* START *

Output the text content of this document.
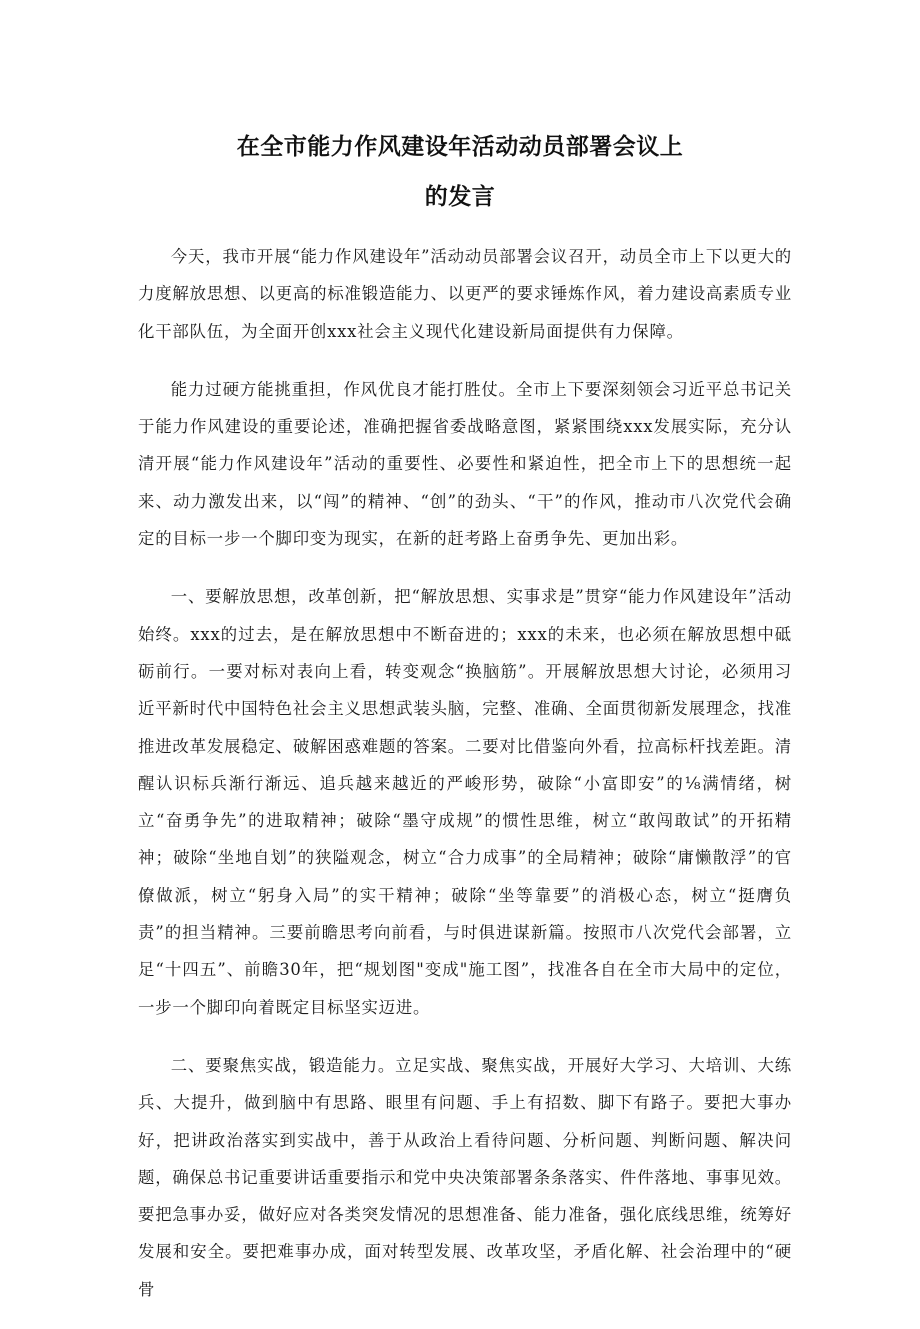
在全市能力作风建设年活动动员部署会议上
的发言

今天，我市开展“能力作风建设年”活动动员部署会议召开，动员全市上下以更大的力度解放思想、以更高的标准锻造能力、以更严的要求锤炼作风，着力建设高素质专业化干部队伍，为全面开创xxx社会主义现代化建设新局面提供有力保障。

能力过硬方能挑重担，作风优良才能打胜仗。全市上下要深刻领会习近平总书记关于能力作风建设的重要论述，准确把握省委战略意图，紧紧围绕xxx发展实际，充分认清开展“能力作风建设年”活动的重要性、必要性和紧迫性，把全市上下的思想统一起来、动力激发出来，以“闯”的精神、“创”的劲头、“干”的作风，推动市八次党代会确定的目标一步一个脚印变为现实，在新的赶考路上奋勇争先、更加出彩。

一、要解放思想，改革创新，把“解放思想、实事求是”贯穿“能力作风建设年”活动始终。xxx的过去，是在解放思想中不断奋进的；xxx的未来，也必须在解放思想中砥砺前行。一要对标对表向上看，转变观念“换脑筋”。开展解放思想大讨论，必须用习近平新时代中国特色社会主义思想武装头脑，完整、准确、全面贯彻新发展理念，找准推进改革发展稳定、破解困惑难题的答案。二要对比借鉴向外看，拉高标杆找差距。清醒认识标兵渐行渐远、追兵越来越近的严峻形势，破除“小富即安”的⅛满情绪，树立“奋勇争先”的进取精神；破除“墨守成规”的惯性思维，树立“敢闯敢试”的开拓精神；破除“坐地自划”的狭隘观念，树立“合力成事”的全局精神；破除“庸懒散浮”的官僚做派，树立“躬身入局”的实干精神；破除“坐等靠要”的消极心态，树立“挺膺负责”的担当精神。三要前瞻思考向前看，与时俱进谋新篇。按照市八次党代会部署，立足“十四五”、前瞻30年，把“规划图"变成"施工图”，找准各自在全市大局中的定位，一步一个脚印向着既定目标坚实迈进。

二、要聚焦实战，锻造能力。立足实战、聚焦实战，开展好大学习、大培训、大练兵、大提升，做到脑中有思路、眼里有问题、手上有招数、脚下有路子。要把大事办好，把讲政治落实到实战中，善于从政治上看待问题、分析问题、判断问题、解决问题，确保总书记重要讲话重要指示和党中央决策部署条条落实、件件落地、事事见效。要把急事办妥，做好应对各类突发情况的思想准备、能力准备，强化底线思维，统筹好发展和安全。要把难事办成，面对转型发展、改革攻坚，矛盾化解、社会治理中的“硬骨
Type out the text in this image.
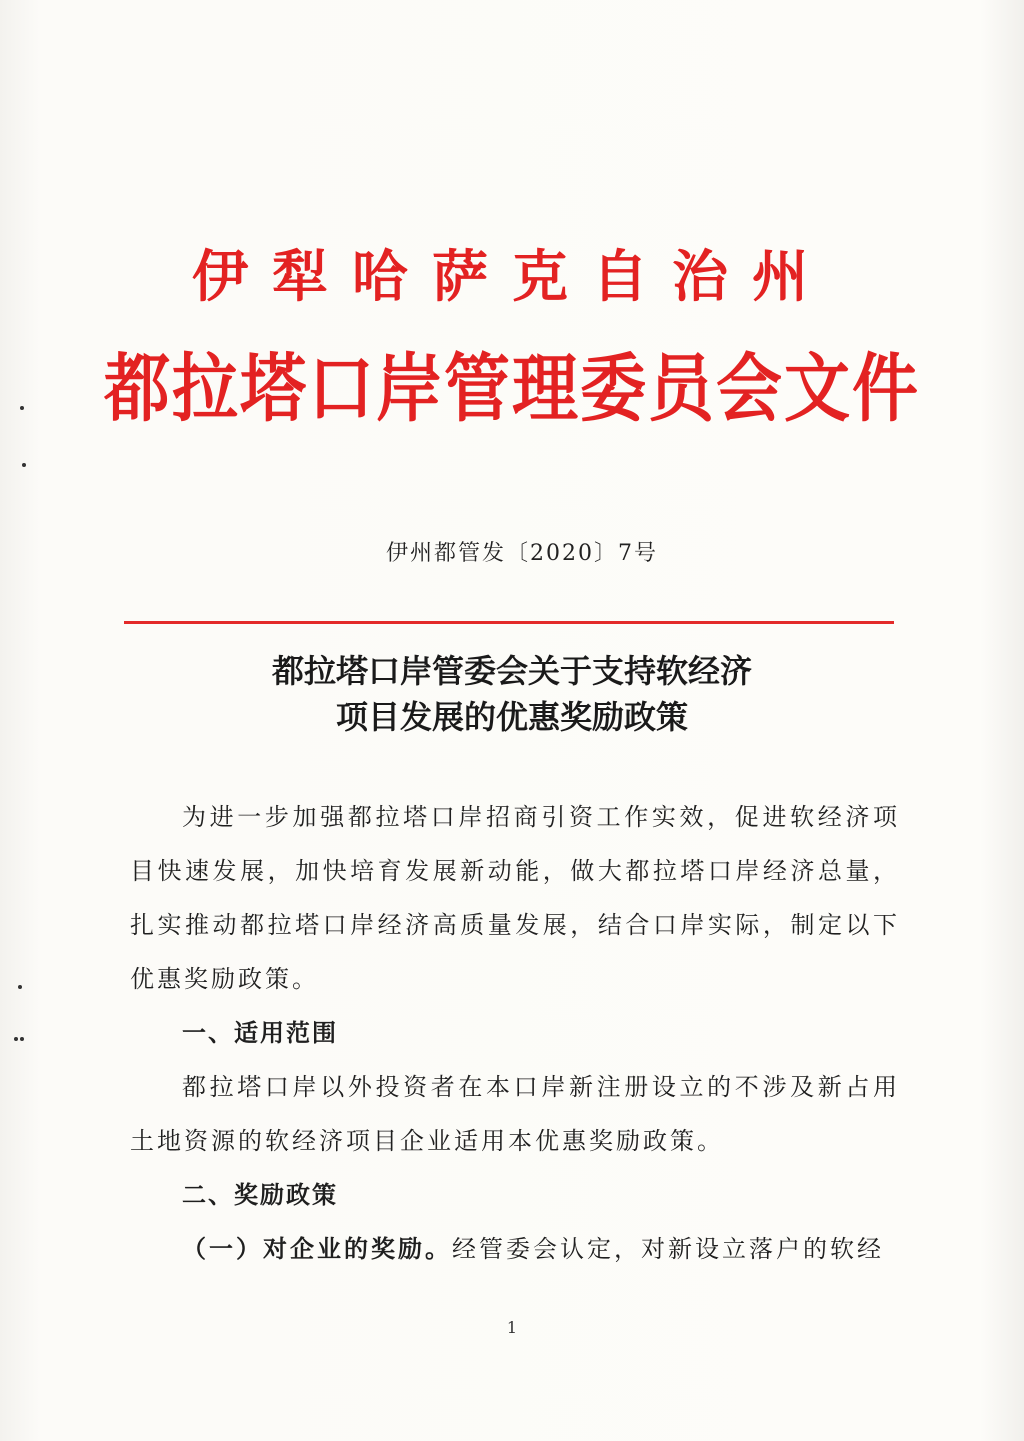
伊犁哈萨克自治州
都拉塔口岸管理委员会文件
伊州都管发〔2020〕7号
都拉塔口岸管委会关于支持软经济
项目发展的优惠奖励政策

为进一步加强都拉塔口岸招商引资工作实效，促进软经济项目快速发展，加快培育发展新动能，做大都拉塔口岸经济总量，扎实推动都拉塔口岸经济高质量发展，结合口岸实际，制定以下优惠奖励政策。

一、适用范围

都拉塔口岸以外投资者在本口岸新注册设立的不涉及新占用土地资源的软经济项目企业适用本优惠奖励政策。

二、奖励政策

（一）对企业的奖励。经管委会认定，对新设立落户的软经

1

* END *

Go through the data and count each line that has the word "text", then give the total alone.

**SOLUTION TO THIS EXERCISE:**
2